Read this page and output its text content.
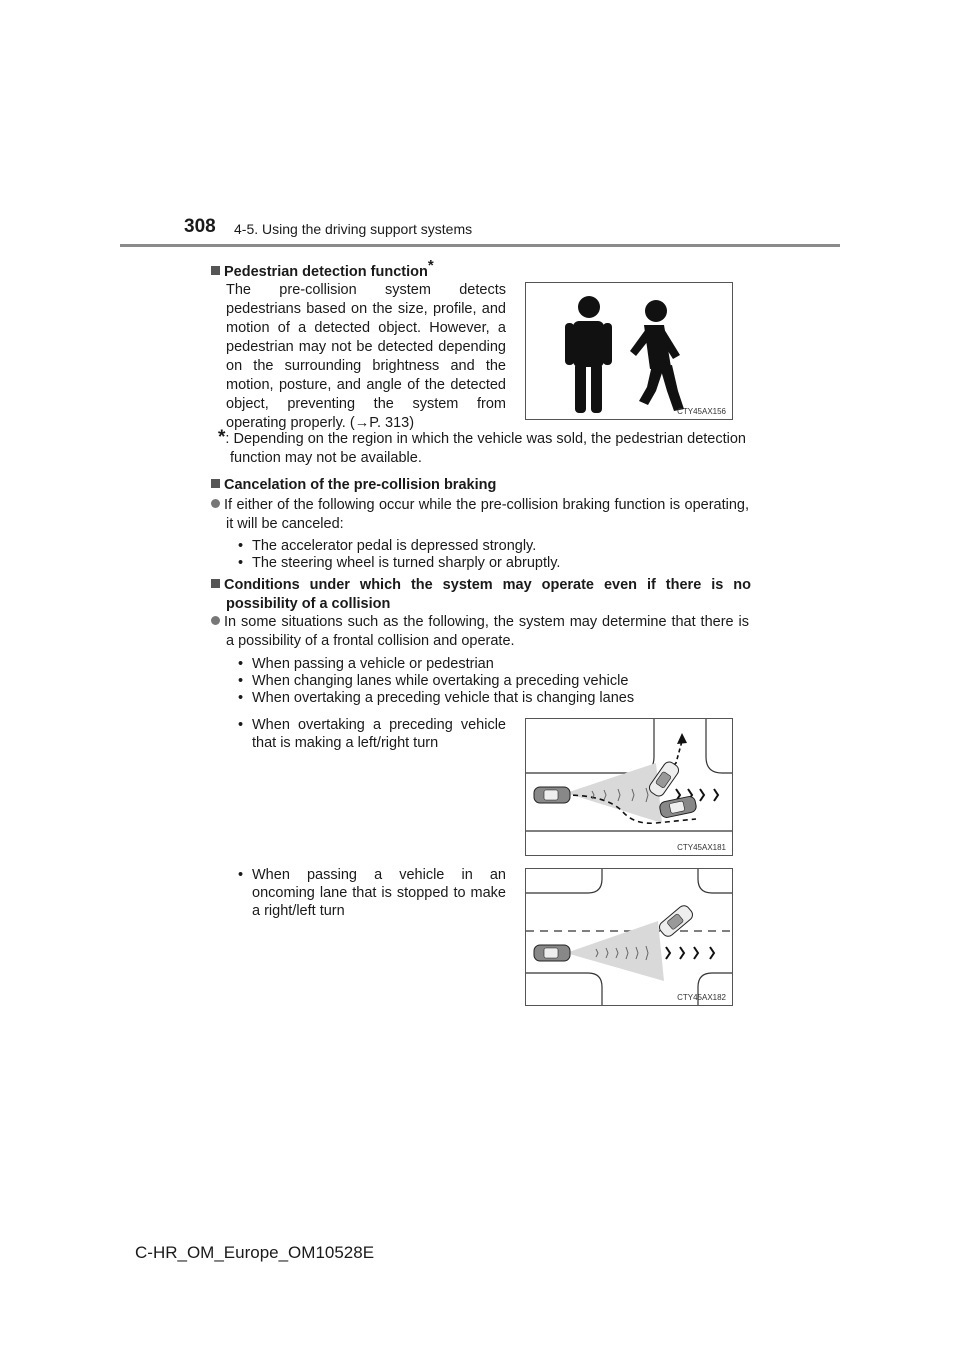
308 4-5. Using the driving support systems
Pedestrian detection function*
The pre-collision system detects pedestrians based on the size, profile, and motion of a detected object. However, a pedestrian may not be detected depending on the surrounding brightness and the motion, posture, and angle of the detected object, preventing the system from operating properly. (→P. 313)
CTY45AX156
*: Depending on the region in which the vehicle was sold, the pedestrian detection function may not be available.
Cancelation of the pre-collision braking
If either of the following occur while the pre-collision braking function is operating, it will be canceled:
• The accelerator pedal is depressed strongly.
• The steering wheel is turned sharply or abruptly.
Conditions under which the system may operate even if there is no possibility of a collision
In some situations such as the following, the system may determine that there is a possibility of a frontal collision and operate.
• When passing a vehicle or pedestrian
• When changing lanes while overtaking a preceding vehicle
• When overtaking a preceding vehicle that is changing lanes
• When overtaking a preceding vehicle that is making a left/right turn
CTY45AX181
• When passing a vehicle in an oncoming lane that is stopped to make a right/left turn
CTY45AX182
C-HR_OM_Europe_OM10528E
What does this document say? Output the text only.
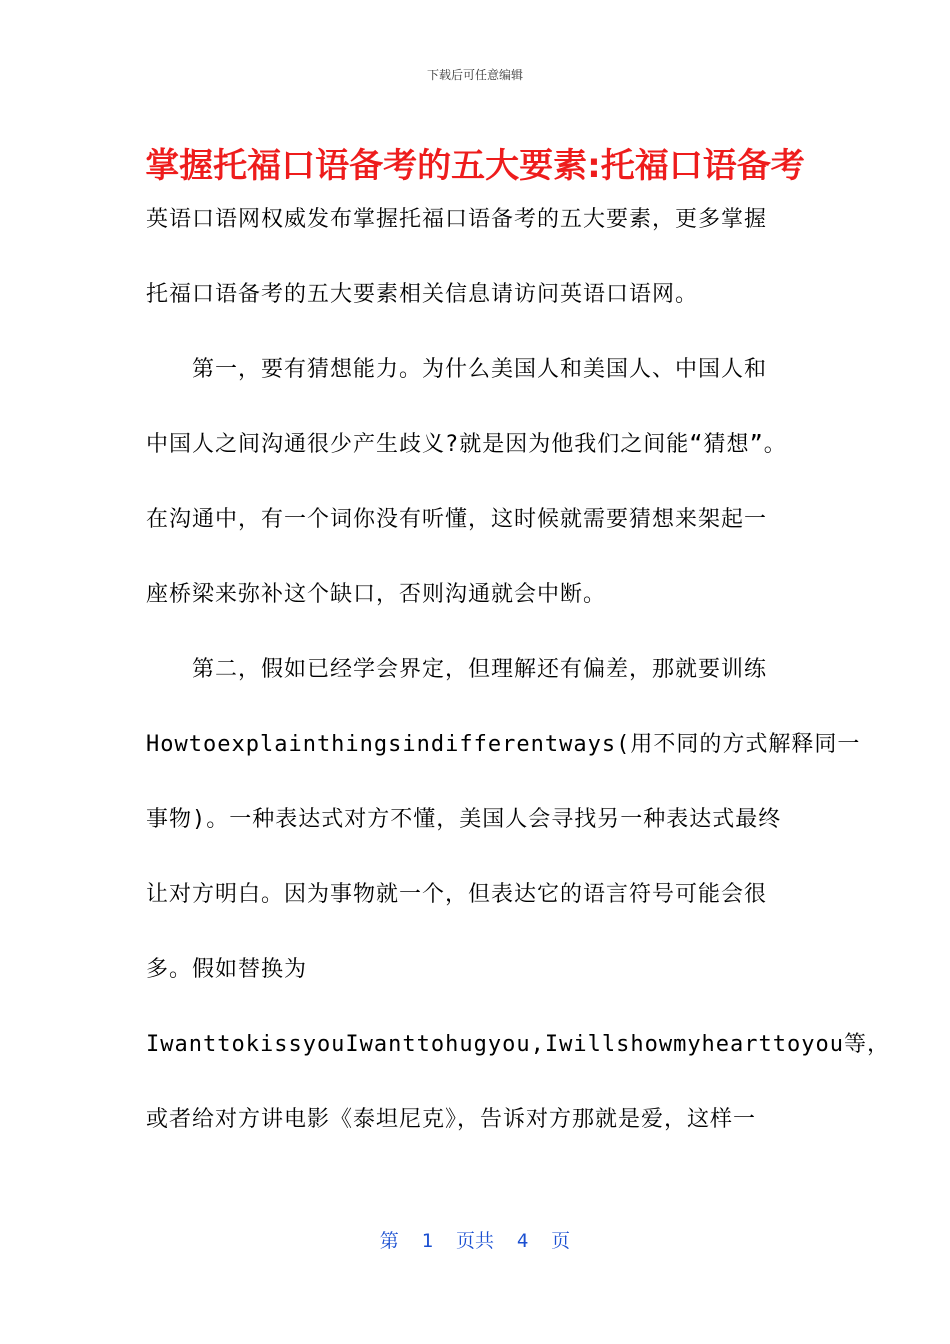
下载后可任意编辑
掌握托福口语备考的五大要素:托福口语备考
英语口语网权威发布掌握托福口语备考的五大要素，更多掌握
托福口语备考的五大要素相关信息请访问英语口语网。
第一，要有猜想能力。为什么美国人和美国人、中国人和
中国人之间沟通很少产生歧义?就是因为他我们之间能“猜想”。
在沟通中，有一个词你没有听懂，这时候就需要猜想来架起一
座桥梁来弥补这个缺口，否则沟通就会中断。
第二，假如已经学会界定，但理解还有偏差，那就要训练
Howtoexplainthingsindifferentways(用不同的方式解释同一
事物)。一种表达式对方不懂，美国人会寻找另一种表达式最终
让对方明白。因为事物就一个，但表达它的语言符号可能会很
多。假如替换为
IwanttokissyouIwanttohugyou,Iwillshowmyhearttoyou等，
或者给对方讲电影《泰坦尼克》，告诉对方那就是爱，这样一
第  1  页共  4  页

● THE EXERCISE
Please reproduce nothing but the lines from the one containing "What does this" through the closing line of the listing, retyped word for word, pictures excluded.

● RESULT FOR THIS EXERCISE
What does this document say? Output the text only.
下载后可任意编辑
掌握托福口语备考的五大要素:托福口语备考
英语口语网权威发布掌握托福口语备考的五大要素，更多掌握
托福口语备考的五大要素相关信息请访问英语口语网。
第一，要有猜想能力。为什么美国人和美国人、中国人和
中国人之间沟通很少产生歧义?就是因为他我们之间能“猜想”。
在沟通中，有一个词你没有听懂，这时候就需要猜想来架起一
座桥梁来弥补这个缺口，否则沟通就会中断。
第二，假如已经学会界定，但理解还有偏差，那就要训练
Howtoexplainthingsindifferentways(用不同的方式解释同一
事物)。一种表达式对方不懂，美国人会寻找另一种表达式最终
让对方明白。因为事物就一个，但表达它的语言符号可能会很
多。假如替换为
IwanttokissyouIwanttohugyou,Iwillshowmyhearttoyou等，
或者给对方讲电影《泰坦尼克》，告诉对方那就是爱，这样一
第  1  页共  4  页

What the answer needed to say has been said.